#### [TASK INSTRUCTIONS]
Scan the data below. Pull out each line where "układu" occurs.

#### [RECORDS]
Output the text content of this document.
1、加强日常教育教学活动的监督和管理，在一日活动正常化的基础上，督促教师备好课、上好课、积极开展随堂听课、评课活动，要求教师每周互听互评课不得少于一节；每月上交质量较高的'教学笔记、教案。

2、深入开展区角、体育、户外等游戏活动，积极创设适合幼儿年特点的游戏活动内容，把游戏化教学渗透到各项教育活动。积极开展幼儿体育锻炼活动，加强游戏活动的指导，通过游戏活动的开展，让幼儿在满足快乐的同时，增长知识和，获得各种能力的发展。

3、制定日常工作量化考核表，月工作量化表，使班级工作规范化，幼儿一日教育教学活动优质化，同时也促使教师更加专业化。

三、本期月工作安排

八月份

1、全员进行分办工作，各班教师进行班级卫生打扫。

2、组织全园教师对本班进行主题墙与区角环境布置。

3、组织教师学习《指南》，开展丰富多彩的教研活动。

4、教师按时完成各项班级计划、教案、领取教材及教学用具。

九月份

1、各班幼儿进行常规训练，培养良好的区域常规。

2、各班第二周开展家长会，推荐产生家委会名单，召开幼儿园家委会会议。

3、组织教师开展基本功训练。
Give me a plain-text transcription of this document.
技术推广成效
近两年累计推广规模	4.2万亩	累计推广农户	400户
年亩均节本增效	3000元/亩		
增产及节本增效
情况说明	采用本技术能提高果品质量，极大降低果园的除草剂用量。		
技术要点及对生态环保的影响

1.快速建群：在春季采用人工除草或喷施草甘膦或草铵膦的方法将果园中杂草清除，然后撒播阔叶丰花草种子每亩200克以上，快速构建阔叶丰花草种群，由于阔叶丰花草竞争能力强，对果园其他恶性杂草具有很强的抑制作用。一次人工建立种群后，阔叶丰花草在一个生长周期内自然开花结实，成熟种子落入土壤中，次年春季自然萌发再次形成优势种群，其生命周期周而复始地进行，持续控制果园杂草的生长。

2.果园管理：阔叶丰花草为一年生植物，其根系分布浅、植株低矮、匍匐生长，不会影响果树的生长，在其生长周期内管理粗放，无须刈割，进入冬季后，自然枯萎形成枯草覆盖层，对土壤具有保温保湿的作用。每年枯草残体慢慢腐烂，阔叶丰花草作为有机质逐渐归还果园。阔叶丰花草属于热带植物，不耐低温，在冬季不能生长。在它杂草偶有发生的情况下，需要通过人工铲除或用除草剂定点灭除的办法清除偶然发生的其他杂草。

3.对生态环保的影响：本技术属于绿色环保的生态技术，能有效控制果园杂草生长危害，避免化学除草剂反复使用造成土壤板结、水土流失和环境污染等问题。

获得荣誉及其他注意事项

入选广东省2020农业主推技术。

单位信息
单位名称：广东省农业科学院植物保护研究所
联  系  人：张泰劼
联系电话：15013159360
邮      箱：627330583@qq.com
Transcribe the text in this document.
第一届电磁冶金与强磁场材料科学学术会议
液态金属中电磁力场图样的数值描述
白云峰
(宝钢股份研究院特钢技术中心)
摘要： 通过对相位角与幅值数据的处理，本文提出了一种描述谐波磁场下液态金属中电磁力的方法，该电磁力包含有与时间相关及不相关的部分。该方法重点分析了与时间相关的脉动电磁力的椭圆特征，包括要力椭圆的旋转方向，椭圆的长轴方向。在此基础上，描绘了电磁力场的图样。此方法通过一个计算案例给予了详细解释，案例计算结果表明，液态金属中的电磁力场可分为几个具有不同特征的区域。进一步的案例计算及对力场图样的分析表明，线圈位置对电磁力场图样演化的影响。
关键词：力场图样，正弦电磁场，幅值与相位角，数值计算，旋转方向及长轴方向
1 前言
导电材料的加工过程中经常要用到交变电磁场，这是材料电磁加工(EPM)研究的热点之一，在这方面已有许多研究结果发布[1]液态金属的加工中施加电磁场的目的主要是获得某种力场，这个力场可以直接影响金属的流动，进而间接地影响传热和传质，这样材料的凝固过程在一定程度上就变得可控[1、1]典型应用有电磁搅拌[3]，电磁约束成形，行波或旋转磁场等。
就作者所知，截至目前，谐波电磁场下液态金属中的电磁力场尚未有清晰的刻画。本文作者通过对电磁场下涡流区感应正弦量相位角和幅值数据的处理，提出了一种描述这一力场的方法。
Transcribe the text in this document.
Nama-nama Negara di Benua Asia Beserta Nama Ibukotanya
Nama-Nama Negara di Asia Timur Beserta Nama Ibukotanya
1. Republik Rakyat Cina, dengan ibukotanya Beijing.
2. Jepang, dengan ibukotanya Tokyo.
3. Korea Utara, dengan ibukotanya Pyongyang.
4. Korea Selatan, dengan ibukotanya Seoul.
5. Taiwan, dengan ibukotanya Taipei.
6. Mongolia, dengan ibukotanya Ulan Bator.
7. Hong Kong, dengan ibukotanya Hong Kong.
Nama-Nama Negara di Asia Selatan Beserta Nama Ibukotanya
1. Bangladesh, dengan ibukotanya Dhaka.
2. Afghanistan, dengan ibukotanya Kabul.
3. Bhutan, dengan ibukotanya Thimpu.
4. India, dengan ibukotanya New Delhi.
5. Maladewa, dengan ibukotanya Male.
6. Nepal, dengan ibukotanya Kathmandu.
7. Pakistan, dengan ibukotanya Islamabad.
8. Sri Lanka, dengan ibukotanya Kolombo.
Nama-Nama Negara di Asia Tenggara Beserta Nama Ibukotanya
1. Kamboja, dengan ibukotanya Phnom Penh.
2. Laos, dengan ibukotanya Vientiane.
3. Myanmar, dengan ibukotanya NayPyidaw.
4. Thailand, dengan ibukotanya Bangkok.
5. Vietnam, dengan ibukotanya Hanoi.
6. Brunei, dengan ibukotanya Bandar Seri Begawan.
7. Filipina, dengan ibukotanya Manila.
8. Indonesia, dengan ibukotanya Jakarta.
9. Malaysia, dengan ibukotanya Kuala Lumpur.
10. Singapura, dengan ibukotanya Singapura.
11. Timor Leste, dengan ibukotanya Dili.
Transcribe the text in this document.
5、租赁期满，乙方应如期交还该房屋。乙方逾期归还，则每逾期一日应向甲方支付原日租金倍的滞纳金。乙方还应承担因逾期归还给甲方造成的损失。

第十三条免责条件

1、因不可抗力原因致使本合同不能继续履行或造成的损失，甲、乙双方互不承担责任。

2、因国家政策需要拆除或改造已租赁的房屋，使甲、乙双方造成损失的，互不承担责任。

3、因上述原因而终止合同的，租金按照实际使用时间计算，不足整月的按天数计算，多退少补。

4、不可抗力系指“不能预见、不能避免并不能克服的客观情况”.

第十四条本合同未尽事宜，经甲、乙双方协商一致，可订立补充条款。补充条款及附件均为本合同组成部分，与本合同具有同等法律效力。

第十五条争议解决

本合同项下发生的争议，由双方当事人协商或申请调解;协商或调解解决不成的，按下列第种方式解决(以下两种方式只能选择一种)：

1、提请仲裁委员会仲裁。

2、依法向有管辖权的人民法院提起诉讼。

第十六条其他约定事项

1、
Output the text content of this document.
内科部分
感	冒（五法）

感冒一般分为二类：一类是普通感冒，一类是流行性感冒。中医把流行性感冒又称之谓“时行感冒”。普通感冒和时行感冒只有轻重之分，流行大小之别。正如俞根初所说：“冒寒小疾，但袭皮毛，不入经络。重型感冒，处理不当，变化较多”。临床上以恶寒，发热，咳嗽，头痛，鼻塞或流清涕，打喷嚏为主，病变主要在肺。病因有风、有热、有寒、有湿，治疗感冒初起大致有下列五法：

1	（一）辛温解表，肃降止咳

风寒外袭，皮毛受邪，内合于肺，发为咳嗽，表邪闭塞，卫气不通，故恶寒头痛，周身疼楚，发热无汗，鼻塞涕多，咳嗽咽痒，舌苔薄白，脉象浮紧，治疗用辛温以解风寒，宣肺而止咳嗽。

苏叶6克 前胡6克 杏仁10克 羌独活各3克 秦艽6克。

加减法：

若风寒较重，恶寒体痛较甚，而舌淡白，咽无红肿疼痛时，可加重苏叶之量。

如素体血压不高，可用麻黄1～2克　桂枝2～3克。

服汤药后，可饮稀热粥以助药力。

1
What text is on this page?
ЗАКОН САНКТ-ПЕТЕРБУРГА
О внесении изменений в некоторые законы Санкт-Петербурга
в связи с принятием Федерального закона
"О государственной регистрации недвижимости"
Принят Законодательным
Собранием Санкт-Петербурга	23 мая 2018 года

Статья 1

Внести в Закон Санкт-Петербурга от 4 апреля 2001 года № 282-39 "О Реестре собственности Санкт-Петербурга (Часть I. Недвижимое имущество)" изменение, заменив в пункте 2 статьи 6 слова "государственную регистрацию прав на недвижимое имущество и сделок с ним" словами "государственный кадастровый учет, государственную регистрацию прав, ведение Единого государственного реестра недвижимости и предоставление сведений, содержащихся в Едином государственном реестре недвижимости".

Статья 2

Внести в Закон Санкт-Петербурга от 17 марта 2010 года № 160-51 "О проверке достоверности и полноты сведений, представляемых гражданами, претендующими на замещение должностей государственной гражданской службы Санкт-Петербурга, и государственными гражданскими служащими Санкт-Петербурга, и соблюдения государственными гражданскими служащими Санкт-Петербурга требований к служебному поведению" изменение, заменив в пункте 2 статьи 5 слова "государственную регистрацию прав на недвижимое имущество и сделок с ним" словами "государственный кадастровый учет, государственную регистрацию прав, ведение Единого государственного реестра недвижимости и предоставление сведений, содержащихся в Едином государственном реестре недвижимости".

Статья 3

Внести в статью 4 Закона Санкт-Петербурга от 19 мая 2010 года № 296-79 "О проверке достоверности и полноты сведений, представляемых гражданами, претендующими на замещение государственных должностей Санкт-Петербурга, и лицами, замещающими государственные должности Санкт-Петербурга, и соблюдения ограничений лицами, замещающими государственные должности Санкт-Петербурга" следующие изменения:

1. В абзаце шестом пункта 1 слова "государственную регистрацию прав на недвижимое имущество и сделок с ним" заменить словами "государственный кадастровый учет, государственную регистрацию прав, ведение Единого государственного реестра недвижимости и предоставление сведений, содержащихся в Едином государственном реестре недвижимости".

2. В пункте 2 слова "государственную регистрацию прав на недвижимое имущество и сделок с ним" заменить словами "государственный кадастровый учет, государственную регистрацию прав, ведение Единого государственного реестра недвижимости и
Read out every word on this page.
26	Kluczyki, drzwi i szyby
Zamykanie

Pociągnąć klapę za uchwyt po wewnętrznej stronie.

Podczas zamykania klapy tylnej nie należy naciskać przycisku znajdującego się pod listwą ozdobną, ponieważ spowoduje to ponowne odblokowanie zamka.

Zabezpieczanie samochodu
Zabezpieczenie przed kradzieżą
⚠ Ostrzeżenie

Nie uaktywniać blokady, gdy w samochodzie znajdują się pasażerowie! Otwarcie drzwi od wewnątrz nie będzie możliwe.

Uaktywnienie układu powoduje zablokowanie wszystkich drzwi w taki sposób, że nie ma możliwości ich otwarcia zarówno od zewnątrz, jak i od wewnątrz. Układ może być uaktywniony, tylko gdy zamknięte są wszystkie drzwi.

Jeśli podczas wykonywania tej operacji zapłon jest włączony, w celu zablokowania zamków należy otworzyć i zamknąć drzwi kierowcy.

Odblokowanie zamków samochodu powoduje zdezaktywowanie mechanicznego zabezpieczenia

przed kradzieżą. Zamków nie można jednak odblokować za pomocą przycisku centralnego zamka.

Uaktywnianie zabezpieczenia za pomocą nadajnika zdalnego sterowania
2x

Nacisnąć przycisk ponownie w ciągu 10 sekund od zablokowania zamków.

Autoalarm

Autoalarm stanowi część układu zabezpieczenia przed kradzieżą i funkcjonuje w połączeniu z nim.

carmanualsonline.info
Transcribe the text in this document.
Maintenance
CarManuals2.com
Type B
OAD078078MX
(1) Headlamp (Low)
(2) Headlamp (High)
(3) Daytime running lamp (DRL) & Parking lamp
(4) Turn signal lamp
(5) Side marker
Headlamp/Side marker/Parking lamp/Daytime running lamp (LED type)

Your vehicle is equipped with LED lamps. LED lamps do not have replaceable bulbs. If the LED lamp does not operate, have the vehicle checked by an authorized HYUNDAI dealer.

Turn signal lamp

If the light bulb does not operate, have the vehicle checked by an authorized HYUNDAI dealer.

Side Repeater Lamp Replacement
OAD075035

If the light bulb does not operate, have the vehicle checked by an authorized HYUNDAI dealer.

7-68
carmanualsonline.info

#### [EXERCISE ANSWER]
Uaktywnienie układu powoduje zablokowanie wszystkich drzwi w taki sposób, że nie ma możliwości ich otwarcia zarówno od zewnątrz, jak i od wewnątrz. Układ może być uaktywniony, tylko gdy zamknięte są wszystkie drzwi.
Autoalarm stanowi część układu zabezpieczenia przed kradzieżą i funkcjonuje w połączeniu z nim.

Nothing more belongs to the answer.